_DESCRIPTION OF THE TASK_.
Repeat each entry in full, exactly.

--- START OF DATA ROWS ---

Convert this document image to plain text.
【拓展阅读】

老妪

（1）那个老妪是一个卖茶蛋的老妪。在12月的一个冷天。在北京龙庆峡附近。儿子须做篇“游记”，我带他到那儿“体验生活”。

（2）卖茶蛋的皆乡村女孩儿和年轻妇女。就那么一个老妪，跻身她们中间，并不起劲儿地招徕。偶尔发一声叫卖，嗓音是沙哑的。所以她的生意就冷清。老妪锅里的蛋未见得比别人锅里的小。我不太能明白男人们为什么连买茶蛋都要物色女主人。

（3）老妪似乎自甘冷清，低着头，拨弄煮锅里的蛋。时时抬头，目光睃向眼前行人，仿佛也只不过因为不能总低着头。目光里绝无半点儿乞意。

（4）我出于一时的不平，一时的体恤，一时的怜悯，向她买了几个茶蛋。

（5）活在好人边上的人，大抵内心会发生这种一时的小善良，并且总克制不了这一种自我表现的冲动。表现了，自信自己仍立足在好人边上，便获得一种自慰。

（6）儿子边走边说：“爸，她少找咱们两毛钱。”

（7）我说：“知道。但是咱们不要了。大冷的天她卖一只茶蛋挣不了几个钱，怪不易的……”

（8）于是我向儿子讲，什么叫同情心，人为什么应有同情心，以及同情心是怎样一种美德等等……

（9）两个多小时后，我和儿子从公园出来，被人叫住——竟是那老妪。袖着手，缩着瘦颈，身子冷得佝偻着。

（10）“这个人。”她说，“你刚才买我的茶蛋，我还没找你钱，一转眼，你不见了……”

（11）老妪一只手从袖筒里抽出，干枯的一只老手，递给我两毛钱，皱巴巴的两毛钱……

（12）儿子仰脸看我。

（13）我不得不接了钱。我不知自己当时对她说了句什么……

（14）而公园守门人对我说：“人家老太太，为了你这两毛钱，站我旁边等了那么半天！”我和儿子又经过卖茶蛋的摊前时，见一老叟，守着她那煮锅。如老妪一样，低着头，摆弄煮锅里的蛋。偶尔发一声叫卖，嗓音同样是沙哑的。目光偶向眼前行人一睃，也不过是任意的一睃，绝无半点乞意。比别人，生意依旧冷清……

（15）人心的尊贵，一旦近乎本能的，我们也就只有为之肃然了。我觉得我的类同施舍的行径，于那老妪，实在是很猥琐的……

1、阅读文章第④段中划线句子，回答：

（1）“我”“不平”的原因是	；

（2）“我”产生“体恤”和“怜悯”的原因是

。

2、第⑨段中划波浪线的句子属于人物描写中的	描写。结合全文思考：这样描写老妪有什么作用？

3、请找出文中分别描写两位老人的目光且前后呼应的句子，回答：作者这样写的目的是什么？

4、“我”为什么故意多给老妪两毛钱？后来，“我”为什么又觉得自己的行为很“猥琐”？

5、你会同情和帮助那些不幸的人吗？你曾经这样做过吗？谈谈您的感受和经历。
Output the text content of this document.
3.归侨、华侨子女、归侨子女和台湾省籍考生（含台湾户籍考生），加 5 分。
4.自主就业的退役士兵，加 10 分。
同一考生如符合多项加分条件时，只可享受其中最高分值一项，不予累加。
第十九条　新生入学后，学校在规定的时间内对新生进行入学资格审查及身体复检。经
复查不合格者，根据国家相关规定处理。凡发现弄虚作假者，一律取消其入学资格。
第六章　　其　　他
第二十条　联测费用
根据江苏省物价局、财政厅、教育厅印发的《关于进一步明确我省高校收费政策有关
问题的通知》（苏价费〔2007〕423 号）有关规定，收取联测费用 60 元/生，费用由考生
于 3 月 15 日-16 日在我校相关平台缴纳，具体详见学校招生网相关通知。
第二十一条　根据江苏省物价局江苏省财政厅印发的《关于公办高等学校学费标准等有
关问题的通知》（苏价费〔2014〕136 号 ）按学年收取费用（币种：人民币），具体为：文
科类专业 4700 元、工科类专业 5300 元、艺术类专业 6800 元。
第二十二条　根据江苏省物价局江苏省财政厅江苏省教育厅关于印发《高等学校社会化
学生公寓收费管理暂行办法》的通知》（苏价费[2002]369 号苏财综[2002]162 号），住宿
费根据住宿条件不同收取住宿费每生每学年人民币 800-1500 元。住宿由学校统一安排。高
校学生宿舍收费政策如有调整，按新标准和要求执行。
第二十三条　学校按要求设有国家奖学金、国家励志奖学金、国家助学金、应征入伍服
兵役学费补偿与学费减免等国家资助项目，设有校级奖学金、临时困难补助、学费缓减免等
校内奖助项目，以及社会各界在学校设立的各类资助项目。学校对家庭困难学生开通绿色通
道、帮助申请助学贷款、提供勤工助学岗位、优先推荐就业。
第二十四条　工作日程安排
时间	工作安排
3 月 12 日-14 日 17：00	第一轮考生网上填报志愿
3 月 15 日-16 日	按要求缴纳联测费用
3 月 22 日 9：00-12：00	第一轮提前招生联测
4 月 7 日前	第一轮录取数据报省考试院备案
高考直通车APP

--- END OF DATA ROWS ---

_COMPLETE RESPONSE_.
Convert this document image to plain text.
【拓展阅读】

老妪

（1）那个老妪是一个卖茶蛋的老妪。在12月的一个冷天。在北京龙庆峡附近。儿子须做篇“游记”，我带他到那儿“体验生活”。

（2）卖茶蛋的皆乡村女孩儿和年轻妇女。就那么一个老妪，跻身她们中间，并不起劲儿地招徕。偶尔发一声叫卖，嗓音是沙哑的。所以她的生意就冷清。老妪锅里的蛋未见得比别人锅里的小。我不太能明白男人们为什么连买茶蛋都要物色女主人。

（3）老妪似乎自甘冷清，低着头，拨弄煮锅里的蛋。时时抬头，目光睃向眼前行人，仿佛也只不过因为不能总低着头。目光里绝无半点儿乞意。

（4）我出于一时的不平，一时的体恤，一时的怜悯，向她买了几个茶蛋。

（5）活在好人边上的人，大抵内心会发生这种一时的小善良，并且总克制不了这一种自我表现的冲动。表现了，自信自己仍立足在好人边上，便获得一种自慰。

（6）儿子边走边说：“爸，她少找咱们两毛钱。”

（7）我说：“知道。但是咱们不要了。大冷的天她卖一只茶蛋挣不了几个钱，怪不易的……”

（8）于是我向儿子讲，什么叫同情心，人为什么应有同情心，以及同情心是怎样一种美德等等……

（9）两个多小时后，我和儿子从公园出来，被人叫住——竟是那老妪。袖着手，缩着瘦颈，身子冷得佝偻着。

（10）“这个人。”她说，“你刚才买我的茶蛋，我还没找你钱，一转眼，你不见了……”

（11）老妪一只手从袖筒里抽出，干枯的一只老手，递给我两毛钱，皱巴巴的两毛钱……

（12）儿子仰脸看我。

（13）我不得不接了钱。我不知自己当时对她说了句什么……

（14）而公园守门人对我说：“人家老太太，为了你这两毛钱，站我旁边等了那么半天！”我和儿子又经过卖茶蛋的摊前时，见一老叟，守着她那煮锅。如老妪一样，低着头，摆弄煮锅里的蛋。偶尔发一声叫卖，嗓音同样是沙哑的。目光偶向眼前行人一睃，也不过是任意的一睃，绝无半点乞意。比别人，生意依旧冷清……

（15）人心的尊贵，一旦近乎本能的，我们也就只有为之肃然了。我觉得我的类同施舍的行径，于那老妪，实在是很猥琐的……

1、阅读文章第④段中划线句子，回答：

（1）“我”“不平”的原因是	；

（2）“我”产生“体恤”和“怜悯”的原因是

。

2、第⑨段中划波浪线的句子属于人物描写中的	描写。结合全文思考：这样描写老妪有什么作用？

3、请找出文中分别描写两位老人的目光且前后呼应的句子，回答：作者这样写的目的是什么？

4、“我”为什么故意多给老妪两毛钱？后来，“我”为什么又觉得自己的行为很“猥琐”？

5、你会同情和帮助那些不幸的人吗？你曾经这样做过吗？谈谈您的感受和经历。
Output the text content of this document.
3.归侨、华侨子女、归侨子女和台湾省籍考生（含台湾户籍考生），加 5 分。
4.自主就业的退役士兵，加 10 分。
同一考生如符合多项加分条件时，只可享受其中最高分值一项，不予累加。
第十九条　新生入学后，学校在规定的时间内对新生进行入学资格审查及身体复检。经
复查不合格者，根据国家相关规定处理。凡发现弄虚作假者，一律取消其入学资格。
第六章　　其　　他
第二十条　联测费用
根据江苏省物价局、财政厅、教育厅印发的《关于进一步明确我省高校收费政策有关
问题的通知》（苏价费〔2007〕423 号）有关规定，收取联测费用 60 元/生，费用由考生
于 3 月 15 日-16 日在我校相关平台缴纳，具体详见学校招生网相关通知。
第二十一条　根据江苏省物价局江苏省财政厅印发的《关于公办高等学校学费标准等有
关问题的通知》（苏价费〔2014〕136 号 ）按学年收取费用（币种：人民币），具体为：文
科类专业 4700 元、工科类专业 5300 元、艺术类专业 6800 元。
第二十二条　根据江苏省物价局江苏省财政厅江苏省教育厅关于印发《高等学校社会化
学生公寓收费管理暂行办法》的通知》（苏价费[2002]369 号苏财综[2002]162 号），住宿
费根据住宿条件不同收取住宿费每生每学年人民币 800-1500 元。住宿由学校统一安排。高
校学生宿舍收费政策如有调整，按新标准和要求执行。
第二十三条　学校按要求设有国家奖学金、国家励志奖学金、国家助学金、应征入伍服
兵役学费补偿与学费减免等国家资助项目，设有校级奖学金、临时困难补助、学费缓减免等
校内奖助项目，以及社会各界在学校设立的各类资助项目。学校对家庭困难学生开通绿色通
道、帮助申请助学贷款、提供勤工助学岗位、优先推荐就业。
第二十四条　工作日程安排
时间	工作安排
3 月 12 日-14 日 17：00	第一轮考生网上填报志愿
3 月 15 日-16 日	按要求缴纳联测费用
3 月 22 日 9：00-12：00	第一轮提前招生联测
4 月 7 日前	第一轮录取数据报省考试院备案
高考直通车APP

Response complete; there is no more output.